Aim:
Filter this data down to the lines that hold "datum", and copy them.

Task data:
-- start --
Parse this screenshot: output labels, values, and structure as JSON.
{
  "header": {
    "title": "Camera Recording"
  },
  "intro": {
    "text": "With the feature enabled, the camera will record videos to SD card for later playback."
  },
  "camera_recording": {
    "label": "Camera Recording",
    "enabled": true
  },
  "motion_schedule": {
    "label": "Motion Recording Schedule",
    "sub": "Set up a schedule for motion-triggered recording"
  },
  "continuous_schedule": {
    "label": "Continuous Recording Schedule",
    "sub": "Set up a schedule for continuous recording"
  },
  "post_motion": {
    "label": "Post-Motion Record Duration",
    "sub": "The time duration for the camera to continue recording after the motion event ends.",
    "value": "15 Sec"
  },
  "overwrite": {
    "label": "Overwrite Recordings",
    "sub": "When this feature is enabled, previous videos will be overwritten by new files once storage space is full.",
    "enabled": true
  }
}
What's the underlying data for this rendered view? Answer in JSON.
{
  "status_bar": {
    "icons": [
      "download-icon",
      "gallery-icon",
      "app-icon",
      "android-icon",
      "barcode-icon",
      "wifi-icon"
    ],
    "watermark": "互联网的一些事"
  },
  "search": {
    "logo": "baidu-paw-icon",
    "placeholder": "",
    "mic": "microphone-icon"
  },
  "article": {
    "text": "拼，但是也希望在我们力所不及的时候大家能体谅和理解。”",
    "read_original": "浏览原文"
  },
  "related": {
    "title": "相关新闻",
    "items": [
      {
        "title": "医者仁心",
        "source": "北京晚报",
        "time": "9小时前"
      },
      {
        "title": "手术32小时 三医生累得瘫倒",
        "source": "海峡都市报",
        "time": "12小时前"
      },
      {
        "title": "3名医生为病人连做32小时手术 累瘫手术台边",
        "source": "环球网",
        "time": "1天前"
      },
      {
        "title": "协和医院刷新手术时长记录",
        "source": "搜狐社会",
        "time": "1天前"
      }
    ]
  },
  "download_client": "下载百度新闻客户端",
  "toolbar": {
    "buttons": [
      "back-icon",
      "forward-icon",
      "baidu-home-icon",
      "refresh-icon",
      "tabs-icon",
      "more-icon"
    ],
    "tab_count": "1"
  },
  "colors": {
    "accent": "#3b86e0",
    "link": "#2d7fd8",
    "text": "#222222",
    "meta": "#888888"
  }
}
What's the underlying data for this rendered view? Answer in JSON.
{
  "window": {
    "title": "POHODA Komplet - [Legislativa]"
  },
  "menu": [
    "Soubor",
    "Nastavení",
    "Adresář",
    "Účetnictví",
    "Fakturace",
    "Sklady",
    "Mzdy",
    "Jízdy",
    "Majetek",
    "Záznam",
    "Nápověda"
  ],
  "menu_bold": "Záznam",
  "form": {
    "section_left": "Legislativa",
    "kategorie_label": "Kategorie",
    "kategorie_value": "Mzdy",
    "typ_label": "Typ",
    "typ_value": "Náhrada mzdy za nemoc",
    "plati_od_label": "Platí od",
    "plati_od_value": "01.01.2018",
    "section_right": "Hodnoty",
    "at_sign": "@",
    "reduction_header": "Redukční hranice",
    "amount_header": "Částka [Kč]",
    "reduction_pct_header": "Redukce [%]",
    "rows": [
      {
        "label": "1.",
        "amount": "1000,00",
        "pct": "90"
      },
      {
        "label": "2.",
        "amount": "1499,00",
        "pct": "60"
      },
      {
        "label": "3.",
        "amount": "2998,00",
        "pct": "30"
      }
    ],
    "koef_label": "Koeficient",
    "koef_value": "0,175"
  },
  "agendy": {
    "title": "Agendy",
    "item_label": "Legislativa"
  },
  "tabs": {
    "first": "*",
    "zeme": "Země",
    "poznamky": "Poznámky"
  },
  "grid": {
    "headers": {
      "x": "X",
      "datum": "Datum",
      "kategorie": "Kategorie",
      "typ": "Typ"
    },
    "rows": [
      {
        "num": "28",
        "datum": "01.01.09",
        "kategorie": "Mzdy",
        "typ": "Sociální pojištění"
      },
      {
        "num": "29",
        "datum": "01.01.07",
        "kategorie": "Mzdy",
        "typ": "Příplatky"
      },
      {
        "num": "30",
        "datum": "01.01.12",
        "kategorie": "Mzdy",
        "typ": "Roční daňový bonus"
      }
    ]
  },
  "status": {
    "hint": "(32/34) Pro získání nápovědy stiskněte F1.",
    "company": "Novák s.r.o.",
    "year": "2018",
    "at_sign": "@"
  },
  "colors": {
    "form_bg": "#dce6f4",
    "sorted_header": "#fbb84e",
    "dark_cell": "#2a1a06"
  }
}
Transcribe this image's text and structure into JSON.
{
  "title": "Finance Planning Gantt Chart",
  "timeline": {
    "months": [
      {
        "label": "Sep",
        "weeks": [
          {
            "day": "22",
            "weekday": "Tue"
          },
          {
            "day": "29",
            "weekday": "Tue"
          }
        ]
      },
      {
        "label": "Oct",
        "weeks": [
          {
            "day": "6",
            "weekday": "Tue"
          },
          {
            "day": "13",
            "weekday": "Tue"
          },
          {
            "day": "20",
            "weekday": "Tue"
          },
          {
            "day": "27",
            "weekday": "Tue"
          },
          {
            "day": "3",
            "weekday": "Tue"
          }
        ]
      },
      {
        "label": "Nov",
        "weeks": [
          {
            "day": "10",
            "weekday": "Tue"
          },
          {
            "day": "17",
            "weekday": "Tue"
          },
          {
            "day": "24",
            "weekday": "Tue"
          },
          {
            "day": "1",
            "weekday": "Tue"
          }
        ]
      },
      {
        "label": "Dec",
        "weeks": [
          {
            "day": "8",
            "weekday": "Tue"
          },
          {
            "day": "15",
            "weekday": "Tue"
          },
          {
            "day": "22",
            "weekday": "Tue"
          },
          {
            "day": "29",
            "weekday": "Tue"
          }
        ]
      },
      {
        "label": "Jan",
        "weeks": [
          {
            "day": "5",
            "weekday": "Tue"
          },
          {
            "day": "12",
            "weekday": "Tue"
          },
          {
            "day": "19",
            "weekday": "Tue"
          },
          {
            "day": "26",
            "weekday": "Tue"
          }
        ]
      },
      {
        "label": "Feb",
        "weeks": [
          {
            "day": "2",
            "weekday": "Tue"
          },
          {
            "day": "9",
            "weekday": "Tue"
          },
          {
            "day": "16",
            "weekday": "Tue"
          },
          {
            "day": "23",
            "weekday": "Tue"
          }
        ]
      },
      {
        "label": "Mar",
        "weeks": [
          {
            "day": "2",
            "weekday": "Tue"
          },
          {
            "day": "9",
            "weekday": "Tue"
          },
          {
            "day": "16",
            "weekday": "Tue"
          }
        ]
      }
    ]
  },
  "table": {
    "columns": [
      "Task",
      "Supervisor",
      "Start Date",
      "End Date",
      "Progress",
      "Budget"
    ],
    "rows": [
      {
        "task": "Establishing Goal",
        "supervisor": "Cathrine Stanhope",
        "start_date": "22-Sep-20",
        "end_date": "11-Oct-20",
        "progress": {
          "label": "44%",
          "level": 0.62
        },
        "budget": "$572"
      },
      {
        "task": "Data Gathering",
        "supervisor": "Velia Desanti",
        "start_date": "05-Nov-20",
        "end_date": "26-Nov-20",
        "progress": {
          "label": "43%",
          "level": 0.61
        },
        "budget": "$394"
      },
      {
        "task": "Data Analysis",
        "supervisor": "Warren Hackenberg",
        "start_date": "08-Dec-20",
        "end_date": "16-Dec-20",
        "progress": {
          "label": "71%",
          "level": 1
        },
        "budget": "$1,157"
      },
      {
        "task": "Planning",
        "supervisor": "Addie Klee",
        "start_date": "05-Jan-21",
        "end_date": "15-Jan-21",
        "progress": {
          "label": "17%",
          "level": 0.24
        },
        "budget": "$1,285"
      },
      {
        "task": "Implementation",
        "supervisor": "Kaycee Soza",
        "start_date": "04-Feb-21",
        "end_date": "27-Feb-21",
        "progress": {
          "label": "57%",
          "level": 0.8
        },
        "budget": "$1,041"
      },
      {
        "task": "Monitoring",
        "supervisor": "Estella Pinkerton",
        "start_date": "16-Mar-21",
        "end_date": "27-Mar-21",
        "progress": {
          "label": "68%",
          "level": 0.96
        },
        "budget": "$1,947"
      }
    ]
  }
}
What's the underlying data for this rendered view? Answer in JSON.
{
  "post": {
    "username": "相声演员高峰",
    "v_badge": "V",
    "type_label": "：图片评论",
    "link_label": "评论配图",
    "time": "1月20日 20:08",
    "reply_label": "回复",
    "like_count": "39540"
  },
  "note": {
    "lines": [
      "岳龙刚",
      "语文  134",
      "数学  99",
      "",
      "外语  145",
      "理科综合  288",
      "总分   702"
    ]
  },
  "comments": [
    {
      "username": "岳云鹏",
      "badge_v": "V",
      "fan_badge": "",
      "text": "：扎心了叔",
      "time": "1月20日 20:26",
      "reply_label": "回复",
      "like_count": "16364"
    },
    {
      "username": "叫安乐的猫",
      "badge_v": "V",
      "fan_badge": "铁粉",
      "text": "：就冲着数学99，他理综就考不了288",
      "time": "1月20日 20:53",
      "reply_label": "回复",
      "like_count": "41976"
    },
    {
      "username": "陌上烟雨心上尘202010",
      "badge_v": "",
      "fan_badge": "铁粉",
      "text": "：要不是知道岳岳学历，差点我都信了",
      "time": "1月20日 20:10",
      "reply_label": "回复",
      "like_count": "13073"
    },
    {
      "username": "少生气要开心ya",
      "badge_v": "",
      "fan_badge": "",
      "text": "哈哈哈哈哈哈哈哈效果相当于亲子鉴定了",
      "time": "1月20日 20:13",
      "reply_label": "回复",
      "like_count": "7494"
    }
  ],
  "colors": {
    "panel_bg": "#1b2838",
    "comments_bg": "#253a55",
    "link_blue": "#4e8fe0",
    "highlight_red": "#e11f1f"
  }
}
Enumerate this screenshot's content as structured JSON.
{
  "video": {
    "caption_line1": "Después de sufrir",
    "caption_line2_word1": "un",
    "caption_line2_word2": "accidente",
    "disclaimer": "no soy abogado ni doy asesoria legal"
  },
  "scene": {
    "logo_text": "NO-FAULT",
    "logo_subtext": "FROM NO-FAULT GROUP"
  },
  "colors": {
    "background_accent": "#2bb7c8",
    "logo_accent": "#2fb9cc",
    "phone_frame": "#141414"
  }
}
-- end --
Expected output:
      "datum": "Datum",
        "datum": "01.01.09",
        "datum": "01.01.07",
        "datum": "01.01.12",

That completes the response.